[Data entries]
╭──

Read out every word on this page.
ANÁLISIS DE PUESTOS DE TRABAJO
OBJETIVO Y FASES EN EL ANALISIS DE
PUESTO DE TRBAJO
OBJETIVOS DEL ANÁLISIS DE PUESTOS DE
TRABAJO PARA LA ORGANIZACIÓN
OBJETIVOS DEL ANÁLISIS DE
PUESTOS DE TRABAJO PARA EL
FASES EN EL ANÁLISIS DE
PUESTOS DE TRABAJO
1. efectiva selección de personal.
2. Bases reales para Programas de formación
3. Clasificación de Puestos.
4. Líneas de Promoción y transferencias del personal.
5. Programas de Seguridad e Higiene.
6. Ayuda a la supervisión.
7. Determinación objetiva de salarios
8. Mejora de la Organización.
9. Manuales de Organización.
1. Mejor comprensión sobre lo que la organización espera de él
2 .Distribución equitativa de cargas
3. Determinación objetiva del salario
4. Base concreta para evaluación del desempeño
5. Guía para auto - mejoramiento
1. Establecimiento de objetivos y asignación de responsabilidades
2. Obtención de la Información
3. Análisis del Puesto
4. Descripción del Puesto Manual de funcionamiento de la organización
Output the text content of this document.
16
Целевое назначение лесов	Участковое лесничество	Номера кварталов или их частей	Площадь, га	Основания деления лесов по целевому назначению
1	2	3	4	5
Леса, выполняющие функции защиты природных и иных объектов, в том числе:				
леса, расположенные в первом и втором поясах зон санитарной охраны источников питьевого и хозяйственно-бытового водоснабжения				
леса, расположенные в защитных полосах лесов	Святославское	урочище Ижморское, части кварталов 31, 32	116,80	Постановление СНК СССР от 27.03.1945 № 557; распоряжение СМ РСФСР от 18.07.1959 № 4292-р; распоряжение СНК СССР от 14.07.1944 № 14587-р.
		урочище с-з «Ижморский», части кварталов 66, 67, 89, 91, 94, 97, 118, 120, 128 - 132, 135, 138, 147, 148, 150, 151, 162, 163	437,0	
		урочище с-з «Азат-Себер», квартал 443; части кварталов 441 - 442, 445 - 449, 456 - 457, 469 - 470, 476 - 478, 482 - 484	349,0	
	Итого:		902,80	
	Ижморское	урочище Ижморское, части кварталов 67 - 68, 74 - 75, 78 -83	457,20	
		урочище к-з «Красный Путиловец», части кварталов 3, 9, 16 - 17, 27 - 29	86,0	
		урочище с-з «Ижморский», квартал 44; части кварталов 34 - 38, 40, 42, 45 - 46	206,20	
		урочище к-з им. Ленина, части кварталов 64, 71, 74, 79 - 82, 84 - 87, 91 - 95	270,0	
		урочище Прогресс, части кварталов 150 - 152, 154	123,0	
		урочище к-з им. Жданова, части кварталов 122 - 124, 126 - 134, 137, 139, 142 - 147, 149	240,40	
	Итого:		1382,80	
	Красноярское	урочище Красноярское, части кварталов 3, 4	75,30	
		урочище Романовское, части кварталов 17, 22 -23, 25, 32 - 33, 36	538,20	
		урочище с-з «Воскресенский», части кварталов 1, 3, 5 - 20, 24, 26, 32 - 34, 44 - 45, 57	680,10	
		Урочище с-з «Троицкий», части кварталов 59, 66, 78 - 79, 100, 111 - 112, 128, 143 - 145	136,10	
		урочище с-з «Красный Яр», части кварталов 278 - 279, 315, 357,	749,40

╰──

Job:
In the entries above, find each line with the word "TRABAJO" and show it.

Expected output:
ANÁLISIS DE PUESTOS DE TRABAJO
TRABAJO PARA LA ORGANIZACIÓN
PUESTOS DE TRABAJO PARA EL
PUESTOS DE TRABAJO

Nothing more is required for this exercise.